Given problem:
Look below and pull out each line with the word "залить".

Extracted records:
-- begin --

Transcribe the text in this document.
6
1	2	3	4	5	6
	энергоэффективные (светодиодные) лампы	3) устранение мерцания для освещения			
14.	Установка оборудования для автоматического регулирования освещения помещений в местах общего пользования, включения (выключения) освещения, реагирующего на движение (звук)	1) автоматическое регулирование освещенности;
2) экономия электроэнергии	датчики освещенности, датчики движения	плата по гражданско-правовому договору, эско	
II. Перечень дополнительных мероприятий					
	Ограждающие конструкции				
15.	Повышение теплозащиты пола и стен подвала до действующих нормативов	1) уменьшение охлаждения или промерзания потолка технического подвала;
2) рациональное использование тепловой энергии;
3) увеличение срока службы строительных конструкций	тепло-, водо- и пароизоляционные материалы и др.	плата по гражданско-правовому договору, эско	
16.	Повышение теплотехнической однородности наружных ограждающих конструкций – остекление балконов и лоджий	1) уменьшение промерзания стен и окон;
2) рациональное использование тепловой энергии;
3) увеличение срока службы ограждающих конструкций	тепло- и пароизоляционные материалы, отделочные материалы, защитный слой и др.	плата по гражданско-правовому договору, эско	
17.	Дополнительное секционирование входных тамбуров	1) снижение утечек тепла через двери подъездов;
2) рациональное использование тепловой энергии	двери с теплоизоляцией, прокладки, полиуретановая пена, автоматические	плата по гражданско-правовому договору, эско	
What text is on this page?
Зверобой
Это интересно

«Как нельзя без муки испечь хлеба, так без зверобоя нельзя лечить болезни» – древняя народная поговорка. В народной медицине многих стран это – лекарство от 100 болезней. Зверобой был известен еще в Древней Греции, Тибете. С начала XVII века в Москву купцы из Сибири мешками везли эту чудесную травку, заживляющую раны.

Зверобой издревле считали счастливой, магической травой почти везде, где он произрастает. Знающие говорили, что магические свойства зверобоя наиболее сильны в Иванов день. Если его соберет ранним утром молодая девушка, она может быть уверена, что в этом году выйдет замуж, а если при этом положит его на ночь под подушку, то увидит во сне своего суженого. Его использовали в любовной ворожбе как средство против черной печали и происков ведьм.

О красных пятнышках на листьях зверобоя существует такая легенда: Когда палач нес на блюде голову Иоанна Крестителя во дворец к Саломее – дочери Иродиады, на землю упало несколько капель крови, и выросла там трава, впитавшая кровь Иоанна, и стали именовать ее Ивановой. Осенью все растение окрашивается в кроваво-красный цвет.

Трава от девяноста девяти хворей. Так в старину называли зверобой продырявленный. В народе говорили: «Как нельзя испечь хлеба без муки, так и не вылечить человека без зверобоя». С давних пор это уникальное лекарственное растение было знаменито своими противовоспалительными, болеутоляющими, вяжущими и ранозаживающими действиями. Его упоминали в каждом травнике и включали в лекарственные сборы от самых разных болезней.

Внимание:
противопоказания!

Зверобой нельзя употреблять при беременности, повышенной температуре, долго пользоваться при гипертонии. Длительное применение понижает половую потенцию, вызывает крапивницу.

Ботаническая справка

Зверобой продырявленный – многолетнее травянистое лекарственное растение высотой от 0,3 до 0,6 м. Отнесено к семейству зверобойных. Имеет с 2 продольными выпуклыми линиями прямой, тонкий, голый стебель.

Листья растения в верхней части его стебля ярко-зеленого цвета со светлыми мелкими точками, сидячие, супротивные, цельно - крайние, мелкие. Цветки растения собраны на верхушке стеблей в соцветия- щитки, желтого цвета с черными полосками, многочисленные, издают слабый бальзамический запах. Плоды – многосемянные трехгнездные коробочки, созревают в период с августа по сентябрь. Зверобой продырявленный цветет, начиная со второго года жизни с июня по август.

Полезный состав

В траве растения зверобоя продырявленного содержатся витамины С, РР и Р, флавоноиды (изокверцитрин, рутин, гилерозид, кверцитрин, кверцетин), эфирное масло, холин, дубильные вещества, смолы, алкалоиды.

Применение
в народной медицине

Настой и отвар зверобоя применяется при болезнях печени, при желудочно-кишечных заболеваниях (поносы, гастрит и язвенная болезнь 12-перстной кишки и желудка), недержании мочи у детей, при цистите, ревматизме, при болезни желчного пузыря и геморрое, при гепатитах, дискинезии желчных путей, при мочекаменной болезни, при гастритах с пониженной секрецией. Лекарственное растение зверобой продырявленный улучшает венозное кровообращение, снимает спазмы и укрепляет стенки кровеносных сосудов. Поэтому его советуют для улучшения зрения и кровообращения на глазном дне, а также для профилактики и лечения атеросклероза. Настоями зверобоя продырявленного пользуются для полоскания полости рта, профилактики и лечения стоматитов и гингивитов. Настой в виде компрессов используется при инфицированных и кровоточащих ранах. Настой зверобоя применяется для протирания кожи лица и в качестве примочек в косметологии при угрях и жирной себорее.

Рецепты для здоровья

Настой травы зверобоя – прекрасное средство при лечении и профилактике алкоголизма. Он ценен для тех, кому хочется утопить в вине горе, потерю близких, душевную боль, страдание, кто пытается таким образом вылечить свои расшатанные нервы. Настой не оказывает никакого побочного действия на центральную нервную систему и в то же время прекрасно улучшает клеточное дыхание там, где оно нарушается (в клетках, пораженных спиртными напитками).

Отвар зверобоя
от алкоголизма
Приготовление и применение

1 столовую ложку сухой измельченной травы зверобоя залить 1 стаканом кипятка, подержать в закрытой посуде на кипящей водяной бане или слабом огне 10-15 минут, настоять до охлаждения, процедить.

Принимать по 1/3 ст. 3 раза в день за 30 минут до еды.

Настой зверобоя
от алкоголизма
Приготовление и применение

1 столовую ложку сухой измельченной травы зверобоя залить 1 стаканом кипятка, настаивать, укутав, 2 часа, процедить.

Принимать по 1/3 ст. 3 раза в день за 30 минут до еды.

-- end --

Task response:
1 столовую ложку сухой измельченной травы зверобоя залить 1 стаканом кипятка, подержать в закрытой посуде на кипящей водяной бане или слабом огне 10-15 минут, настоять до охлаждения, процедить.
1 столовую ложку сухой измельченной травы зверобоя залить 1 стаканом кипятка, настаивать, укутав, 2 часа, процедить.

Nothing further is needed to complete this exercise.